§ What needs to be done: Retype all of the lines below without any changes.
-- Begin Input for this task --
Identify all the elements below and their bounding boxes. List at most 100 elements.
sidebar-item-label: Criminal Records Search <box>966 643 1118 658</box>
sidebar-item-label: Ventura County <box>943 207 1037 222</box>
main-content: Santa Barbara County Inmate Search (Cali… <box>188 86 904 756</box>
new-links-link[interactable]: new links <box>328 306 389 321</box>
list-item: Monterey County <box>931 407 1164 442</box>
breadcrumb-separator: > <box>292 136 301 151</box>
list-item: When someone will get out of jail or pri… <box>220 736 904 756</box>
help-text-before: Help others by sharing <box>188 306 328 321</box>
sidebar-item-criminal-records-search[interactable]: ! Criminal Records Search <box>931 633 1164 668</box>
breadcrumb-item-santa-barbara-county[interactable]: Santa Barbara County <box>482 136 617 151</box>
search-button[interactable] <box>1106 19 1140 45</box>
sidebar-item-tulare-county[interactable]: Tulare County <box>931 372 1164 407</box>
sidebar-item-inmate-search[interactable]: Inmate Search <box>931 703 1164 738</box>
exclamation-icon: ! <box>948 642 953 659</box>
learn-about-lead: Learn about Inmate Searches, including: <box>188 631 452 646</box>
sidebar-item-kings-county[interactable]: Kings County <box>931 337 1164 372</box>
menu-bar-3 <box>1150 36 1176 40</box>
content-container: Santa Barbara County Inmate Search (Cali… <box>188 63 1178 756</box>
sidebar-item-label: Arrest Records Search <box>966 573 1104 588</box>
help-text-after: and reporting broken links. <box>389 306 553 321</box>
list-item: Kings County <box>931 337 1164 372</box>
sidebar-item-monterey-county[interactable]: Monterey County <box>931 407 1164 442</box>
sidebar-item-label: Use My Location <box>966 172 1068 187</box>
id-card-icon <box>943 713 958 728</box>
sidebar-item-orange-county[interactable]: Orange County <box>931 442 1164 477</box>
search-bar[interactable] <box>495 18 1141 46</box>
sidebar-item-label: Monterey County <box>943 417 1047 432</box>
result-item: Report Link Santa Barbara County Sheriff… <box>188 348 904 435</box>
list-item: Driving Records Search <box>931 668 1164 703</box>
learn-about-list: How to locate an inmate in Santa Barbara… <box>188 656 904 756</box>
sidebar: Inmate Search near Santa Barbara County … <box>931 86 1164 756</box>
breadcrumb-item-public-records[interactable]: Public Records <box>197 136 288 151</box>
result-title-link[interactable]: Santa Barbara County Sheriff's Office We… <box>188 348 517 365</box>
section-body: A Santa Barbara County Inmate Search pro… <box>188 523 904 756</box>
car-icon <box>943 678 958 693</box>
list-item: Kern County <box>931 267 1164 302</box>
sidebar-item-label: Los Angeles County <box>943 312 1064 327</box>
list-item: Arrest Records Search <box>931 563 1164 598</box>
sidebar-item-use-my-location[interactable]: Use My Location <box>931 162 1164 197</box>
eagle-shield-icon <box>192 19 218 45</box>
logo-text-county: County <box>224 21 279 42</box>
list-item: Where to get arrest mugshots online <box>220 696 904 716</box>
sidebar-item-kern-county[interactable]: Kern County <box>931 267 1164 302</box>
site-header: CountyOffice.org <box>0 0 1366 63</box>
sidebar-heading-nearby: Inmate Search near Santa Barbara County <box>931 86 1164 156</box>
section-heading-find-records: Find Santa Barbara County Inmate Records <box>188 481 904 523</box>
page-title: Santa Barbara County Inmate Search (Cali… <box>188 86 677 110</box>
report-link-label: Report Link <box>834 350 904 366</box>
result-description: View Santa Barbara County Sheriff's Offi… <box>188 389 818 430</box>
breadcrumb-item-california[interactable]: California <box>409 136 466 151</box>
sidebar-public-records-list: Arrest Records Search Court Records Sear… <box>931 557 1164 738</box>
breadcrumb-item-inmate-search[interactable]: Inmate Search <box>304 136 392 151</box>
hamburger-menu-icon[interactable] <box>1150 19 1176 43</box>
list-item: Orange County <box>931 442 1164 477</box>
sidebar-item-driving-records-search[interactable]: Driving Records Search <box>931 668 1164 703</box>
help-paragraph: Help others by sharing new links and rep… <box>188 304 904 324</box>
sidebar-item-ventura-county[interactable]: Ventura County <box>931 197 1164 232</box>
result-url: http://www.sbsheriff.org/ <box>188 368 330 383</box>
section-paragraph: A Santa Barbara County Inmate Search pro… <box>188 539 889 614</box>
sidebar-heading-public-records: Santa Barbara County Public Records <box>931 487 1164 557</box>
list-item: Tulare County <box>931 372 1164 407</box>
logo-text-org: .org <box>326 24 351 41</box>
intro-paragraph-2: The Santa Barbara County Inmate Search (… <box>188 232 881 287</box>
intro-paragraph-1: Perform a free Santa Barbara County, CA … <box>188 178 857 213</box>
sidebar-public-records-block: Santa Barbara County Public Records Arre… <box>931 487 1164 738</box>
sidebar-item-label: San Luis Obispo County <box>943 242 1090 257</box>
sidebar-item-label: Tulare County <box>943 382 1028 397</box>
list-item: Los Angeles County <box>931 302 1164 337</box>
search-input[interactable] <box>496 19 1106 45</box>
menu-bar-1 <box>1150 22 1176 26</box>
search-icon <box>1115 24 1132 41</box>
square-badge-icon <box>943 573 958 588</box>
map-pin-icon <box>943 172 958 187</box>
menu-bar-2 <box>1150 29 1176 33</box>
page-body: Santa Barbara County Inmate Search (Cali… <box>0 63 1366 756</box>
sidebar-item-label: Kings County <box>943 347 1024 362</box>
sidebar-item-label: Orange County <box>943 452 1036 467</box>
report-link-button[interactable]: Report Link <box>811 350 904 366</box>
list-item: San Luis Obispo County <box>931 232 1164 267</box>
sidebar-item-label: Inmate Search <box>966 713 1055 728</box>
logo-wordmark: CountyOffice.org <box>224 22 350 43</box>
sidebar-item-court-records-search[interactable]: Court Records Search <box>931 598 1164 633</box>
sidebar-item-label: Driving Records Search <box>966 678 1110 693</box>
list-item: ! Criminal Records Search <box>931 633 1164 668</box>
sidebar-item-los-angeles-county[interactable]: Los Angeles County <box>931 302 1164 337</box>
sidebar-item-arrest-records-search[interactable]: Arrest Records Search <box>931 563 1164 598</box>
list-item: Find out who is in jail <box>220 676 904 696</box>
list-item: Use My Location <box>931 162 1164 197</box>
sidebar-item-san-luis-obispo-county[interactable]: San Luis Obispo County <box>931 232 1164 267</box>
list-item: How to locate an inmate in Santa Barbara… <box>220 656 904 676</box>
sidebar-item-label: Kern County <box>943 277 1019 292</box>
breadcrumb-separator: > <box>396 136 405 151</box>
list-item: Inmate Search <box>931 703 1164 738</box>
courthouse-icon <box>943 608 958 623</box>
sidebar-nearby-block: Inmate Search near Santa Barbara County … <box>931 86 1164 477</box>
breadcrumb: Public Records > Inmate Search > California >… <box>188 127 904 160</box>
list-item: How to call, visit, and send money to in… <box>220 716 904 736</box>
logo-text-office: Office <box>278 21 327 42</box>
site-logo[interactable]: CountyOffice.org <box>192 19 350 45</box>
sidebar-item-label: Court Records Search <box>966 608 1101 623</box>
-- End Input for this task --
§ Solution below:
Identify all the elements below and their bounding boxes. List at most 100 elements.
sidebar-item-label: Criminal Records Search <box>966 643 1118 658</box>
sidebar-item-label: Ventura County <box>943 207 1037 222</box>
main-content: Santa Barbara County Inmate Search (Cali… <box>188 86 904 756</box>
new-links-link[interactable]: new links <box>328 306 389 321</box>
list-item: Monterey County <box>931 407 1164 442</box>
breadcrumb-separator: > <box>292 136 301 151</box>
list-item: When someone will get out of jail or pri… <box>220 736 904 756</box>
help-text-before: Help others by sharing <box>188 306 328 321</box>
sidebar-item-criminal-records-search[interactable]: ! Criminal Records Search <box>931 633 1164 668</box>
breadcrumb-item-santa-barbara-county[interactable]: Santa Barbara County <box>482 136 617 151</box>
search-button[interactable] <box>1106 19 1140 45</box>
sidebar-item-tulare-county[interactable]: Tulare County <box>931 372 1164 407</box>
sidebar-item-inmate-search[interactable]: Inmate Search <box>931 703 1164 738</box>
exclamation-icon: ! <box>948 642 953 659</box>
learn-about-lead: Learn about Inmate Searches, including: <box>188 631 452 646</box>
sidebar-item-kings-county[interactable]: Kings County <box>931 337 1164 372</box>
menu-bar-3 <box>1150 36 1176 40</box>
content-container: Santa Barbara County Inmate Search (Cali… <box>188 63 1178 756</box>
sidebar-item-label: Arrest Records Search <box>966 573 1104 588</box>
help-text-after: and reporting broken links. <box>389 306 553 321</box>
list-item: Kings County <box>931 337 1164 372</box>
sidebar-item-monterey-county[interactable]: Monterey County <box>931 407 1164 442</box>
sidebar-item-label: Use My Location <box>966 172 1068 187</box>
id-card-icon <box>943 713 958 728</box>
sidebar-item-orange-county[interactable]: Orange County <box>931 442 1164 477</box>
search-bar[interactable] <box>495 18 1141 46</box>
sidebar-item-label: Monterey County <box>943 417 1047 432</box>
result-item: Report Link Santa Barbara County Sheriff… <box>188 348 904 435</box>
list-item: Driving Records Search <box>931 668 1164 703</box>
learn-about-list: How to locate an inmate in Santa Barbara… <box>188 656 904 756</box>
sidebar: Inmate Search near Santa Barbara County … <box>931 86 1164 756</box>
breadcrumb-item-public-records[interactable]: Public Records <box>197 136 288 151</box>
result-title-link[interactable]: Santa Barbara County Sheriff's Office We… <box>188 348 517 365</box>
section-body: A Santa Barbara County Inmate Search pro… <box>188 523 904 756</box>
car-icon <box>943 678 958 693</box>
list-item: Kern County <box>931 267 1164 302</box>
sidebar-item-label: Los Angeles County <box>943 312 1064 327</box>
list-item: Arrest Records Search <box>931 563 1164 598</box>
sidebar-item-use-my-location[interactable]: Use My Location <box>931 162 1164 197</box>
eagle-shield-icon <box>192 19 218 45</box>
logo-text-county: County <box>224 21 279 42</box>
list-item: Where to get arrest mugshots online <box>220 696 904 716</box>
sidebar-item-kern-county[interactable]: Kern County <box>931 267 1164 302</box>
site-header: CountyOffice.org <box>0 0 1366 63</box>
sidebar-heading-nearby: Inmate Search near Santa Barbara County <box>931 86 1164 156</box>
section-heading-find-records: Find Santa Barbara County Inmate Records <box>188 481 904 523</box>
page-title: Santa Barbara County Inmate Search (Cali… <box>188 86 677 110</box>
report-link-label: Report Link <box>834 350 904 366</box>
result-description: View Santa Barbara County Sheriff's Offi… <box>188 389 818 430</box>
breadcrumb-item-california[interactable]: California <box>409 136 466 151</box>
sidebar-public-records-list: Arrest Records Search Court Records Sear… <box>931 557 1164 738</box>
breadcrumb-item-inmate-search[interactable]: Inmate Search <box>304 136 392 151</box>
hamburger-menu-icon[interactable] <box>1150 19 1176 43</box>
list-item: Orange County <box>931 442 1164 477</box>
sidebar-item-driving-records-search[interactable]: Driving Records Search <box>931 668 1164 703</box>
help-paragraph: Help others by sharing new links and rep… <box>188 304 904 324</box>
sidebar-item-ventura-county[interactable]: Ventura County <box>931 197 1164 232</box>
result-url: http://www.sbsheriff.org/ <box>188 368 330 383</box>
section-paragraph: A Santa Barbara County Inmate Search pro… <box>188 539 889 614</box>
sidebar-heading-public-records: Santa Barbara County Public Records <box>931 487 1164 557</box>
list-item: Tulare County <box>931 372 1164 407</box>
logo-text-org: .org <box>326 24 351 41</box>
intro-paragraph-2: The Santa Barbara County Inmate Search (… <box>188 232 881 287</box>
intro-paragraph-1: Perform a free Santa Barbara County, CA … <box>188 178 857 213</box>
sidebar-public-records-block: Santa Barbara County Public Records Arre… <box>931 487 1164 738</box>
sidebar-item-label: San Luis Obispo County <box>943 242 1090 257</box>
sidebar-item-label: Tulare County <box>943 382 1028 397</box>
list-item: Los Angeles County <box>931 302 1164 337</box>
search-input[interactable] <box>496 19 1106 45</box>
menu-bar-1 <box>1150 22 1176 26</box>
search-icon <box>1115 24 1132 41</box>
square-badge-icon <box>943 573 958 588</box>
map-pin-icon <box>943 172 958 187</box>
menu-bar-2 <box>1150 29 1176 33</box>
page-body: Santa Barbara County Inmate Search (Cali… <box>0 63 1366 756</box>
sidebar-item-label: Kings County <box>943 347 1024 362</box>
sidebar-item-label: Orange County <box>943 452 1036 467</box>
report-link-button[interactable]: Report Link <box>811 350 904 366</box>
list-item: San Luis Obispo County <box>931 232 1164 267</box>
sidebar-item-label: Inmate Search <box>966 713 1055 728</box>
logo-wordmark: CountyOffice.org <box>224 22 350 43</box>
sidebar-item-court-records-search[interactable]: Court Records Search <box>931 598 1164 633</box>
sidebar-item-label: Driving Records Search <box>966 678 1110 693</box>
list-item: ! Criminal Records Search <box>931 633 1164 668</box>
sidebar-item-los-angeles-county[interactable]: Los Angeles County <box>931 302 1164 337</box>
sidebar-item-arrest-records-search[interactable]: Arrest Records Search <box>931 563 1164 598</box>
list-item: Find out who is in jail <box>220 676 904 696</box>
list-item: Use My Location <box>931 162 1164 197</box>
sidebar-item-san-luis-obispo-county[interactable]: San Luis Obispo County <box>931 232 1164 267</box>
list-item: How to locate an inmate in Santa Barbara… <box>220 656 904 676</box>
sidebar-item-label: Kern County <box>943 277 1019 292</box>
breadcrumb-separator: > <box>396 136 405 151</box>
list-item: Inmate Search <box>931 703 1164 738</box>
courthouse-icon <box>943 608 958 623</box>
sidebar-nearby-block: Inmate Search near Santa Barbara County … <box>931 86 1164 477</box>
breadcrumb: Public Records > Inmate Search > California >… <box>188 127 904 160</box>
list-item: How to call, visit, and send money to in… <box>220 716 904 736</box>
logo-text-office: Office <box>278 21 327 42</box>
site-logo[interactable]: CountyOffice.org <box>192 19 350 45</box>
sidebar-item-label: Court Records Search <box>966 608 1101 623</box>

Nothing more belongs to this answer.